Request: Pull out every line below holding the word "Count".

Extracted data:
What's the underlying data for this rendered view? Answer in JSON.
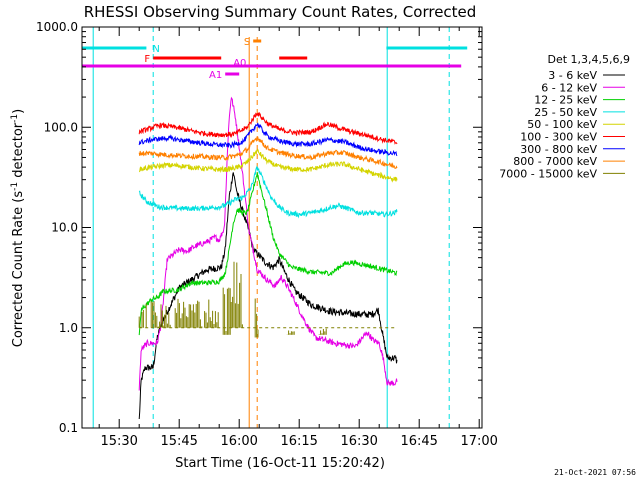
{
  "chart_data": {
    "type": "line",
    "title": "RHESSI Observing Summary Count Rates, Corrected",
    "xlabel": "Start Time (16-Oct-11 15:20:42)",
    "ylabel_main": "Corrected Count Rate (s",
    "ylabel_sup": "-1",
    "ylabel_mid": " detector",
    "ylabel_end": ")",
    "y_scale": "log",
    "ylim": [
      0.1,
      1000.0
    ],
    "xlim_minutes": [
      20.7,
      120.7
    ],
    "y_ticks": [
      "0.1",
      "1.0",
      "10.0",
      "100.0",
      "1000.0"
    ],
    "x_ticks": [
      "15:30",
      "15:45",
      "16:00",
      "16:15",
      "16:30",
      "16:45",
      "17:00"
    ],
    "legend_title": "Det 1,3,4,5,6,9",
    "legend_position": "right",
    "footer": "21-Oct-2021 07:56",
    "series": [
      {
        "name": "3 - 6 keV",
        "color": "#000000",
        "points": [
          [
            35,
            0.12
          ],
          [
            35.5,
            0.3
          ],
          [
            36.5,
            0.4
          ],
          [
            38.5,
            0.4
          ],
          [
            39.5,
            0.8
          ],
          [
            41,
            1.2
          ],
          [
            45,
            2.5
          ],
          [
            48,
            3.0
          ],
          [
            52,
            3.8
          ],
          [
            55.5,
            4.0
          ],
          [
            56.5,
            6
          ],
          [
            57.5,
            20
          ],
          [
            58.5,
            36
          ],
          [
            59.5,
            22
          ],
          [
            61,
            14
          ],
          [
            62.5,
            9
          ],
          [
            63.5,
            6
          ],
          [
            64.5,
            5.5
          ],
          [
            66.5,
            4.5
          ],
          [
            68.5,
            4.0
          ],
          [
            70,
            4.8
          ],
          [
            71.5,
            3.5
          ],
          [
            74,
            2.3
          ],
          [
            78,
            1.7
          ],
          [
            83,
            1.45
          ],
          [
            88,
            1.38
          ],
          [
            93,
            1.35
          ],
          [
            94.8,
            1.5
          ],
          [
            96,
            0.8
          ],
          [
            97,
            0.5
          ],
          [
            99,
            0.5
          ],
          [
            99.5,
            0.45
          ]
        ]
      },
      {
        "name": "6 - 12 keV",
        "color": "#e600e6",
        "points": [
          [
            35,
            0.25
          ],
          [
            35.5,
            0.6
          ],
          [
            37,
            0.7
          ],
          [
            39.5,
            0.7
          ],
          [
            40.5,
            1.1
          ],
          [
            42,
            4.8
          ],
          [
            45,
            6.0
          ],
          [
            47,
            5.8
          ],
          [
            49,
            6.5
          ],
          [
            52,
            7.2
          ],
          [
            54,
            8.0
          ],
          [
            55,
            7.5
          ],
          [
            56.3,
            10
          ],
          [
            57.3,
            95
          ],
          [
            58,
            205
          ],
          [
            59,
            130
          ],
          [
            60.5,
            45
          ],
          [
            61.5,
            20
          ],
          [
            62.5,
            9
          ],
          [
            63.5,
            6
          ],
          [
            64.5,
            3.8
          ],
          [
            67,
            3.0
          ],
          [
            69,
            2.6
          ],
          [
            70.5,
            3.2
          ],
          [
            72,
            2.6
          ],
          [
            73.5,
            2.0
          ],
          [
            75,
            1.5
          ],
          [
            77,
            1.05
          ],
          [
            79,
            0.8
          ],
          [
            84,
            0.7
          ],
          [
            89,
            0.65
          ],
          [
            92,
            0.9
          ],
          [
            93.5,
            0.75
          ],
          [
            95,
            0.7
          ],
          [
            96,
            0.5
          ],
          [
            97,
            0.28
          ],
          [
            99,
            0.28
          ],
          [
            99.5,
            0.3
          ]
        ]
      },
      {
        "name": "12 - 25 keV",
        "color": "#00d000",
        "points": [
          [
            35,
            0.8
          ],
          [
            35.5,
            1.5
          ],
          [
            38,
            1.9
          ],
          [
            39.5,
            2.0
          ],
          [
            41,
            2.3
          ],
          [
            45,
            2.4
          ],
          [
            48,
            2.8
          ],
          [
            52,
            2.8
          ],
          [
            55,
            2.9
          ],
          [
            56.5,
            3.5
          ],
          [
            57.5,
            6
          ],
          [
            58.5,
            11
          ],
          [
            59.5,
            15
          ],
          [
            61,
            14
          ],
          [
            62,
            14
          ],
          [
            63,
            20
          ],
          [
            64.5,
            35
          ],
          [
            65.5,
            24
          ],
          [
            67,
            14
          ],
          [
            68.5,
            8
          ],
          [
            70,
            5.5
          ],
          [
            73,
            4.0
          ],
          [
            78,
            3.6
          ],
          [
            83,
            3.5
          ],
          [
            86,
            4.3
          ],
          [
            88,
            4.5
          ],
          [
            92,
            4.2
          ],
          [
            96,
            3.8
          ],
          [
            99.5,
            3.5
          ]
        ]
      },
      {
        "name": "25 - 50 keV",
        "color": "#00e0e0",
        "points": [
          [
            35,
            22
          ],
          [
            37,
            18
          ],
          [
            40,
            16
          ],
          [
            45,
            15.5
          ],
          [
            50,
            15.5
          ],
          [
            55,
            16
          ],
          [
            57,
            17
          ],
          [
            59,
            19
          ],
          [
            61,
            20
          ],
          [
            63,
            25
          ],
          [
            64.5,
            40
          ],
          [
            66,
            30
          ],
          [
            68,
            20
          ],
          [
            70,
            16
          ],
          [
            72,
            14
          ],
          [
            75,
            13.5
          ],
          [
            78,
            14
          ],
          [
            81,
            15
          ],
          [
            83,
            16
          ],
          [
            85,
            16.5
          ],
          [
            88,
            15
          ],
          [
            90,
            14
          ],
          [
            93,
            14
          ],
          [
            96,
            13.5
          ],
          [
            99,
            14
          ],
          [
            99.5,
            15
          ]
        ]
      },
      {
        "name": "50 - 100 keV",
        "color": "#d4d400",
        "points": [
          [
            35,
            38
          ],
          [
            38,
            40
          ],
          [
            42,
            42
          ],
          [
            46,
            41
          ],
          [
            50,
            39
          ],
          [
            54,
            38
          ],
          [
            57,
            38
          ],
          [
            60,
            40
          ],
          [
            62,
            45
          ],
          [
            64.5,
            58
          ],
          [
            67,
            46
          ],
          [
            70,
            40
          ],
          [
            74,
            38
          ],
          [
            78,
            38
          ],
          [
            82,
            42
          ],
          [
            86,
            43
          ],
          [
            90,
            38
          ],
          [
            95,
            33
          ],
          [
            99.5,
            30
          ]
        ]
      },
      {
        "name": "100 - 300 keV",
        "color": "#ff0000",
        "points": [
          [
            35,
            90
          ],
          [
            38,
            98
          ],
          [
            40,
            105
          ],
          [
            44,
            100
          ],
          [
            48,
            92
          ],
          [
            52,
            86
          ],
          [
            56,
            84
          ],
          [
            59,
            86
          ],
          [
            62,
            100
          ],
          [
            64.5,
            140
          ],
          [
            67,
            110
          ],
          [
            70,
            95
          ],
          [
            74,
            88
          ],
          [
            78,
            90
          ],
          [
            82,
            108
          ],
          [
            85,
            98
          ],
          [
            88,
            90
          ],
          [
            92,
            83
          ],
          [
            96,
            75
          ],
          [
            99.5,
            70
          ]
        ]
      },
      {
        "name": "300 - 800 keV",
        "color": "#0000ff",
        "points": [
          [
            35,
            70
          ],
          [
            38,
            75
          ],
          [
            42,
            78
          ],
          [
            46,
            74
          ],
          [
            50,
            70
          ],
          [
            54,
            67
          ],
          [
            58,
            66
          ],
          [
            61,
            72
          ],
          [
            64.5,
            108
          ],
          [
            67,
            82
          ],
          [
            70,
            73
          ],
          [
            74,
            68
          ],
          [
            78,
            68
          ],
          [
            82,
            75
          ],
          [
            86,
            72
          ],
          [
            90,
            63
          ],
          [
            94,
            58
          ],
          [
            97,
            56
          ],
          [
            99.5,
            54
          ]
        ]
      },
      {
        "name": "800 - 7000 keV",
        "color": "#ff8000",
        "points": [
          [
            35,
            55
          ],
          [
            38,
            55
          ],
          [
            42,
            53
          ],
          [
            46,
            52
          ],
          [
            50,
            51
          ],
          [
            54,
            50
          ],
          [
            57,
            50
          ],
          [
            60,
            53
          ],
          [
            62,
            60
          ],
          [
            64.5,
            80
          ],
          [
            67,
            62
          ],
          [
            70,
            56
          ],
          [
            74,
            52
          ],
          [
            78,
            50
          ],
          [
            82,
            55
          ],
          [
            86,
            56
          ],
          [
            90,
            50
          ],
          [
            95,
            45
          ],
          [
            99.5,
            40
          ]
        ]
      },
      {
        "name": "7000 - 15000 keV",
        "color": "#808000",
        "points": [
          [
            35,
            1.0
          ],
          [
            99.5,
            1.0
          ]
        ]
      }
    ],
    "series_8_blocks": [
      [
        35,
        37,
        1.0,
        2.5
      ],
      [
        38,
        41,
        1.0,
        2.0
      ],
      [
        41,
        43,
        1.0,
        1.8
      ],
      [
        44,
        53,
        1.0,
        2.0
      ],
      [
        53,
        55,
        1.0,
        1.5
      ],
      [
        56,
        58,
        0.85,
        3.0
      ],
      [
        58,
        61,
        1.0,
        5.0
      ],
      [
        62,
        63,
        1.0,
        1.0
      ],
      [
        64,
        65,
        0.8,
        2.5
      ],
      [
        65,
        67,
        1.0,
        1.0
      ],
      [
        72,
        74,
        0.85,
        1.0
      ],
      [
        80,
        82,
        0.85,
        1.0
      ]
    ],
    "attenuator_lines_min": [
      [
        62.5,
        "solid"
      ],
      [
        64.5,
        "dashed"
      ]
    ],
    "night_lines_min": [
      [
        23.5,
        "solid"
      ],
      [
        38.5,
        "dashed"
      ],
      [
        97,
        "solid"
      ],
      [
        112.5,
        "dashed"
      ]
    ],
    "bars": [
      {
        "label": "N",
        "color": "#00e0e0",
        "y": 48,
        "segments": [
          [
            20.7,
            36.8
          ],
          [
            96.8,
            117
          ]
        ]
      },
      {
        "label": "F",
        "color": "#ff0000",
        "y": 58,
        "segments": [
          [
            38.5,
            55.5
          ],
          [
            70,
            77
          ]
        ]
      },
      {
        "label": "S",
        "color": "#ff8000",
        "y": 41,
        "segments": [
          [
            63.5,
            65.5
          ]
        ]
      },
      {
        "label": "A0",
        "color": "#e600e6",
        "y": 66,
        "segments": [
          [
            20.7,
            115.5
          ]
        ]
      },
      {
        "label": "A1",
        "color": "#e600e6",
        "y": 74,
        "segments": [
          [
            56.5,
            60
          ]
        ]
      }
    ]
  }
}
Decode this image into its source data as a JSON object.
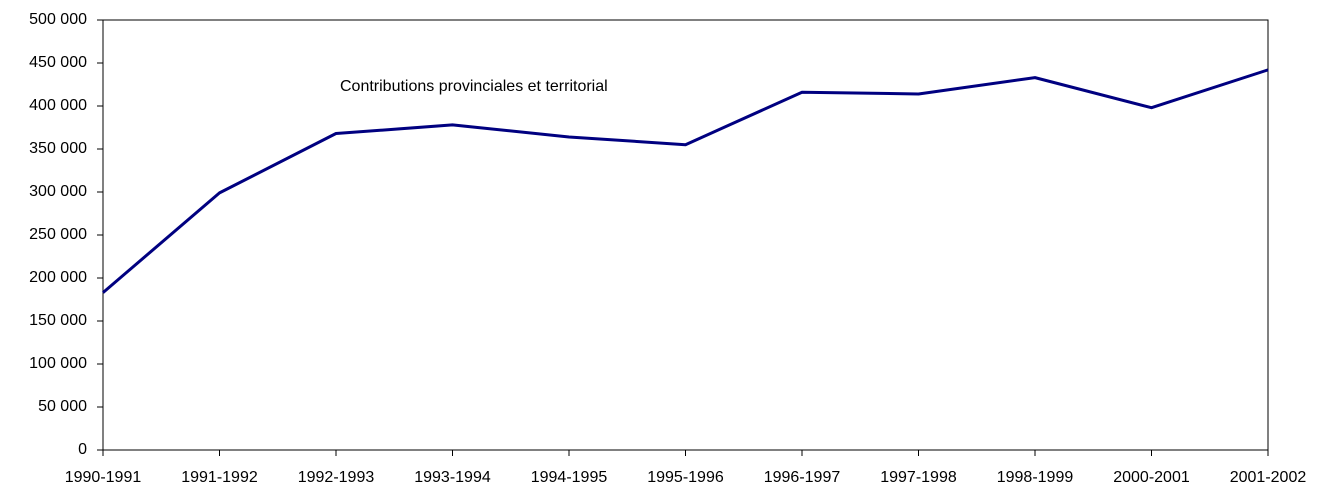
{
  "chart_data": {
    "type": "line",
    "categories": [
      "1990-1991",
      "1991-1992",
      "1992-1993",
      "1993-1994",
      "1994-1995",
      "1995-1996",
      "1996-1997",
      "1997-1998",
      "1998-1999",
      "2000-2001",
      "2001-2002"
    ],
    "series": [
      {
        "name": "Contributions provinciales et territorial",
        "color": "#000080",
        "values": [
          183000,
          299000,
          368000,
          378000,
          364000,
          355000,
          416000,
          414000,
          433000,
          398000,
          442000
        ]
      }
    ],
    "ylim": [
      0,
      500000
    ],
    "yticks": [
      0,
      {
        "value": 50000,
        "label": "50 000"
      },
      {
        "value": 100000,
        "label": "100 000"
      },
      {
        "value": 150000,
        "label": "150 000"
      },
      {
        "value": 200000,
        "label": "200 000"
      },
      {
        "value": 250000,
        "label": "250 000"
      },
      {
        "value": 300000,
        "label": "300 000"
      },
      {
        "value": 350000,
        "label": "350 000"
      },
      {
        "value": 400000,
        "label": "400 000"
      },
      {
        "value": 450000,
        "label": "450 000"
      },
      {
        "value": 500000,
        "label": "500 000"
      }
    ],
    "grid": false
  }
}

Complete output:
    "title": "RHESSI Observing Summary Count Rates, Corrected",
    "ylabel_main": "Corrected Count Rate (s",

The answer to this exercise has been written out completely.